▸ **Exercise instructions**
Return all lines in the material below that contain "Senior".

▸ **Given information**

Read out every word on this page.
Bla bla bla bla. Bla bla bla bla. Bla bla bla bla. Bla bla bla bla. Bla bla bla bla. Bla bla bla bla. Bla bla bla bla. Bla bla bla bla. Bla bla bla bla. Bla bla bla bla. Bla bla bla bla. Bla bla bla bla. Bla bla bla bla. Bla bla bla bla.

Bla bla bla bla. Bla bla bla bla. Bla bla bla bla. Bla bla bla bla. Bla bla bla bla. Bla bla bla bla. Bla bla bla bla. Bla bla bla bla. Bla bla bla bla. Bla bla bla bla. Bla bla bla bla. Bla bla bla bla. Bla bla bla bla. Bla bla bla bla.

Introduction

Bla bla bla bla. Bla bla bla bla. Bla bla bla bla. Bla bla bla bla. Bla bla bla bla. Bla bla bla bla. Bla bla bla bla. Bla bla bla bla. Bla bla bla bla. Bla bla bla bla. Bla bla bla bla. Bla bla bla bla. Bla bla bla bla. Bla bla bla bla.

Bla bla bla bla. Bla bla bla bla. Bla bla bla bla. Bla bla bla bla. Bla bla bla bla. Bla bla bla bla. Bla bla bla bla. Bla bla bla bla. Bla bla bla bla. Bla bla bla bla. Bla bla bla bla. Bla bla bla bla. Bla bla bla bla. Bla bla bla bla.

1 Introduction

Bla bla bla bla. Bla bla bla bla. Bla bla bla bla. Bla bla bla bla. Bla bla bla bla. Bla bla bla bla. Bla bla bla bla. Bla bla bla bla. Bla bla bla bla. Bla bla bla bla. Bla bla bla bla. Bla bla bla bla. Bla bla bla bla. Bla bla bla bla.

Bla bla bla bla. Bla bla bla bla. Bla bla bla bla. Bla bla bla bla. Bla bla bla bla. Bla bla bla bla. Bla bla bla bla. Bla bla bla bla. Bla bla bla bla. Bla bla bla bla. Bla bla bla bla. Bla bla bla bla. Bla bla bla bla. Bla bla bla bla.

==

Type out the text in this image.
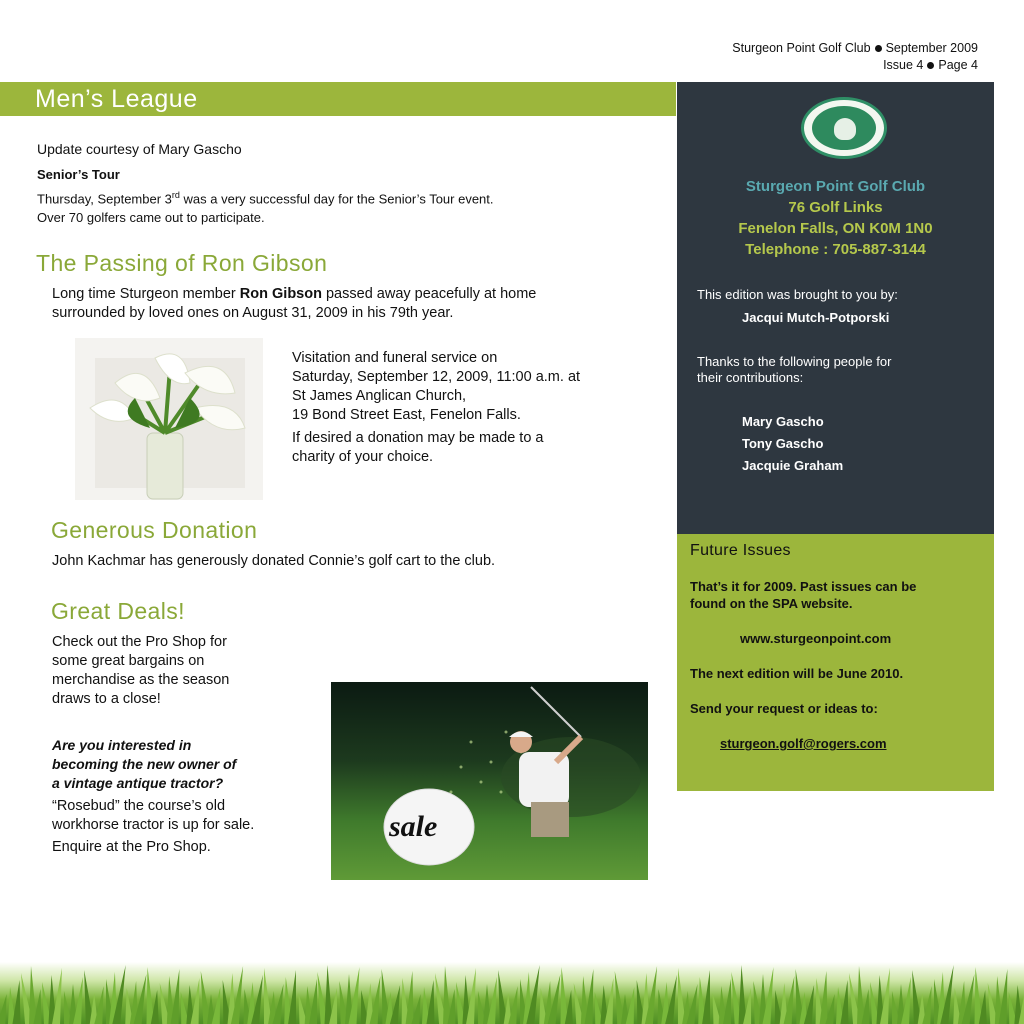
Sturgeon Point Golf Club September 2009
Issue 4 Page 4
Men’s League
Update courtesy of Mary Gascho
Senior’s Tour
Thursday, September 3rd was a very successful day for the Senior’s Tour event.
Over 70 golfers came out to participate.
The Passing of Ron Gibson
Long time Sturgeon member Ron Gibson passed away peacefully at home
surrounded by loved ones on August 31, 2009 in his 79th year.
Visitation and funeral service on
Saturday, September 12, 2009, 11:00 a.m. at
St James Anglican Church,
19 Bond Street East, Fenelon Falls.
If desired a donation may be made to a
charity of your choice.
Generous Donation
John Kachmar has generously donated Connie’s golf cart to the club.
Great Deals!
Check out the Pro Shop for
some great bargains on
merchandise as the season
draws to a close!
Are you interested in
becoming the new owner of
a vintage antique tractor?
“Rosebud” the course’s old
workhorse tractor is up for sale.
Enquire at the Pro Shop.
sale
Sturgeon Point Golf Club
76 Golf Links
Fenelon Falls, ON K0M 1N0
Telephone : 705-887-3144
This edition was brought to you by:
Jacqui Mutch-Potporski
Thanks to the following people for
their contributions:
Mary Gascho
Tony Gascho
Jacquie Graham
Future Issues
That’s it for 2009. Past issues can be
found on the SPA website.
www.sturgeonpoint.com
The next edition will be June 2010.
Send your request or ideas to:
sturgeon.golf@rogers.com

---

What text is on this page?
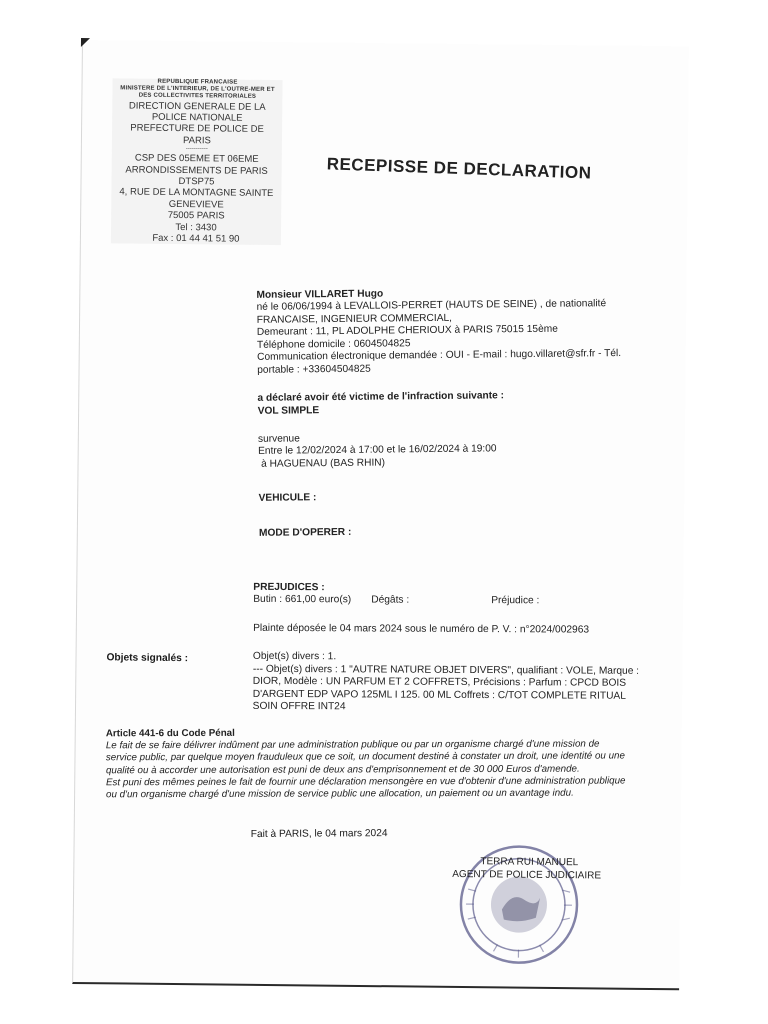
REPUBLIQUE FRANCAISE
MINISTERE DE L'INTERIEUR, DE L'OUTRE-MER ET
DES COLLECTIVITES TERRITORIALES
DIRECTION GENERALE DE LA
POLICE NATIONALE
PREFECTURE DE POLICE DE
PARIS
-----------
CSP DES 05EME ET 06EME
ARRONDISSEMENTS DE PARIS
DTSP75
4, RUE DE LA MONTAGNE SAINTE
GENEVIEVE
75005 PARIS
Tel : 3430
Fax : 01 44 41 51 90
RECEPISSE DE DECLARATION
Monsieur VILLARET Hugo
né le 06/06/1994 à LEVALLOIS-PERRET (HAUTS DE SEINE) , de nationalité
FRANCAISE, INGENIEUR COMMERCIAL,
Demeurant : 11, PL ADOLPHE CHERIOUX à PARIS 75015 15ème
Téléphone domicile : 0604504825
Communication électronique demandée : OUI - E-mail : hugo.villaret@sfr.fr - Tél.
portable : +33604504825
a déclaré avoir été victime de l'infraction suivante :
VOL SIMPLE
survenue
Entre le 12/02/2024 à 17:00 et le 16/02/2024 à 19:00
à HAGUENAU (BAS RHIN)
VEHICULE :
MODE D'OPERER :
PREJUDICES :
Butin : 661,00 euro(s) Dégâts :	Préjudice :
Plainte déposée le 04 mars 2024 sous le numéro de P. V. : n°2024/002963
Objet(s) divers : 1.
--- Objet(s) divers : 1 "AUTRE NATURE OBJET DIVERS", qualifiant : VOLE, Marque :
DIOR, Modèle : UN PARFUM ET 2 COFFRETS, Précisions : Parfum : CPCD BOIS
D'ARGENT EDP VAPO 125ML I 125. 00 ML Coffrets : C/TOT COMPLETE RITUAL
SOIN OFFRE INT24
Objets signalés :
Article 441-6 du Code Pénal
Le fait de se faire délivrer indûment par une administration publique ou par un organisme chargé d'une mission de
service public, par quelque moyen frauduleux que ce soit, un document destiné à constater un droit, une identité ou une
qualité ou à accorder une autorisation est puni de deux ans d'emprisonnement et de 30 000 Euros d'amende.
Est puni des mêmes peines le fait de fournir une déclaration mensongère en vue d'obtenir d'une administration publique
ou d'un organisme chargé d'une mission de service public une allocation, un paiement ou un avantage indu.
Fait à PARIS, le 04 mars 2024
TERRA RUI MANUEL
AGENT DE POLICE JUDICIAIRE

▸ **Finished task**
Senior’s Tour
Thursday, September 3rd was a very successful day for the Senior’s Tour event.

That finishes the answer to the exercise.